[Stored data entries]
## Start

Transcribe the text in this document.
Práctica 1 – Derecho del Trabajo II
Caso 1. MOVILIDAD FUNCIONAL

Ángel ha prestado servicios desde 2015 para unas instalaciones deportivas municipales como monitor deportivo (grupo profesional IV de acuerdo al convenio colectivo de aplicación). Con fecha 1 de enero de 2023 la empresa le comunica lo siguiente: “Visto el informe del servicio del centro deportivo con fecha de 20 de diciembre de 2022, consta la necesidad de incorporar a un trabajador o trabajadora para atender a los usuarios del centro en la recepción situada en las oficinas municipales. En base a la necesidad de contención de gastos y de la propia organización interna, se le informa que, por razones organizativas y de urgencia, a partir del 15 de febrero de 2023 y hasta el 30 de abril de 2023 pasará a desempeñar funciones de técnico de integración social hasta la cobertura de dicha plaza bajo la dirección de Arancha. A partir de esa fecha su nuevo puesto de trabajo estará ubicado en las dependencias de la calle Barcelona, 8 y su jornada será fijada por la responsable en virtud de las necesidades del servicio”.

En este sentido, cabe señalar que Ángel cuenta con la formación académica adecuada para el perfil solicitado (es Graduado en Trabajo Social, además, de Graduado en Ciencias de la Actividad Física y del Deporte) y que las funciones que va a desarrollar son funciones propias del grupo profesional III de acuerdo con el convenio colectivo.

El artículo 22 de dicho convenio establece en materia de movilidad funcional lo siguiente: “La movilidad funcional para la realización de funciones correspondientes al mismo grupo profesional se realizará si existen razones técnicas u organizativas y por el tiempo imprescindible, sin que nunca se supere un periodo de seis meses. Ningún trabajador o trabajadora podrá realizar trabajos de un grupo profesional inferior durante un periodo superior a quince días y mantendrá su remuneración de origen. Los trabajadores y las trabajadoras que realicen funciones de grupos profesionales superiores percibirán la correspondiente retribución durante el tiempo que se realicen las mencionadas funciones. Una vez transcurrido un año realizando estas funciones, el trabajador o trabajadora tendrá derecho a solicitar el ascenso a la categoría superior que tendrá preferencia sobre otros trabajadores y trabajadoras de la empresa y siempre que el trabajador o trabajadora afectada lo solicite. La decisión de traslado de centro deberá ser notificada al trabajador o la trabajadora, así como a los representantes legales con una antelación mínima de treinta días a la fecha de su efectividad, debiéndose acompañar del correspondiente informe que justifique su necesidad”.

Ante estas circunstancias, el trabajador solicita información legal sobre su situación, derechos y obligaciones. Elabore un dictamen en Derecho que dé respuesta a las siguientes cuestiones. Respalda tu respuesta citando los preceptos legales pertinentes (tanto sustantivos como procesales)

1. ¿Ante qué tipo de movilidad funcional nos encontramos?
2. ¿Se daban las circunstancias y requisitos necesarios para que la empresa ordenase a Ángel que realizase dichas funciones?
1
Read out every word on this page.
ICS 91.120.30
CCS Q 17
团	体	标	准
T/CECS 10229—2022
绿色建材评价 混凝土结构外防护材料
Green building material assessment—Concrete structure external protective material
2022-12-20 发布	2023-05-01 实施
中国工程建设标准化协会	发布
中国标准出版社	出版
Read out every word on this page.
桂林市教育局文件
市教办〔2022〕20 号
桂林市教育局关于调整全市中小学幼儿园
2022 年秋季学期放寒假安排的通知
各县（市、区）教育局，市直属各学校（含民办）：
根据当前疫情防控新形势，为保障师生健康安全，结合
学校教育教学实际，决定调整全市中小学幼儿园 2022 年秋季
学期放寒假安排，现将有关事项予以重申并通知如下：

## End

#### [Written exercise]
Write out the records shown above, exactly as they appear.

#### [Solution below]
Transcribe the text in this document.
Práctica 1 – Derecho del Trabajo II
Caso 1. MOVILIDAD FUNCIONAL

Ángel ha prestado servicios desde 2015 para unas instalaciones deportivas municipales como monitor deportivo (grupo profesional IV de acuerdo al convenio colectivo de aplicación). Con fecha 1 de enero de 2023 la empresa le comunica lo siguiente: “Visto el informe del servicio del centro deportivo con fecha de 20 de diciembre de 2022, consta la necesidad de incorporar a un trabajador o trabajadora para atender a los usuarios del centro en la recepción situada en las oficinas municipales. En base a la necesidad de contención de gastos y de la propia organización interna, se le informa que, por razones organizativas y de urgencia, a partir del 15 de febrero de 2023 y hasta el 30 de abril de 2023 pasará a desempeñar funciones de técnico de integración social hasta la cobertura de dicha plaza bajo la dirección de Arancha. A partir de esa fecha su nuevo puesto de trabajo estará ubicado en las dependencias de la calle Barcelona, 8 y su jornada será fijada por la responsable en virtud de las necesidades del servicio”.

En este sentido, cabe señalar que Ángel cuenta con la formación académica adecuada para el perfil solicitado (es Graduado en Trabajo Social, además, de Graduado en Ciencias de la Actividad Física y del Deporte) y que las funciones que va a desarrollar son funciones propias del grupo profesional III de acuerdo con el convenio colectivo.

El artículo 22 de dicho convenio establece en materia de movilidad funcional lo siguiente: “La movilidad funcional para la realización de funciones correspondientes al mismo grupo profesional se realizará si existen razones técnicas u organizativas y por el tiempo imprescindible, sin que nunca se supere un periodo de seis meses. Ningún trabajador o trabajadora podrá realizar trabajos de un grupo profesional inferior durante un periodo superior a quince días y mantendrá su remuneración de origen. Los trabajadores y las trabajadoras que realicen funciones de grupos profesionales superiores percibirán la correspondiente retribución durante el tiempo que se realicen las mencionadas funciones. Una vez transcurrido un año realizando estas funciones, el trabajador o trabajadora tendrá derecho a solicitar el ascenso a la categoría superior que tendrá preferencia sobre otros trabajadores y trabajadoras de la empresa y siempre que el trabajador o trabajadora afectada lo solicite. La decisión de traslado de centro deberá ser notificada al trabajador o la trabajadora, así como a los representantes legales con una antelación mínima de treinta días a la fecha de su efectividad, debiéndose acompañar del correspondiente informe que justifique su necesidad”.

Ante estas circunstancias, el trabajador solicita información legal sobre su situación, derechos y obligaciones. Elabore un dictamen en Derecho que dé respuesta a las siguientes cuestiones. Respalda tu respuesta citando los preceptos legales pertinentes (tanto sustantivos como procesales)

1. ¿Ante qué tipo de movilidad funcional nos encontramos?
2. ¿Se daban las circunstancias y requisitos necesarios para que la empresa ordenase a Ángel que realizase dichas funciones?
1
Read out every word on this page.
ICS 91.120.30
CCS Q 17
团	体	标	准
T/CECS 10229—2022
绿色建材评价 混凝土结构外防护材料
Green building material assessment—Concrete structure external protective material
2022-12-20 发布	2023-05-01 实施
中国工程建设标准化协会	发布
中国标准出版社	出版
Read out every word on this page.
桂林市教育局文件
市教办〔2022〕20 号
桂林市教育局关于调整全市中小学幼儿园
2022 年秋季学期放寒假安排的通知
各县（市、区）教育局，市直属各学校（含民办）：
根据当前疫情防控新形势，为保障师生健康安全，结合
学校教育教学实际，决定调整全市中小学幼儿园 2022 年秋季
学期放寒假安排，现将有关事项予以重申并通知如下：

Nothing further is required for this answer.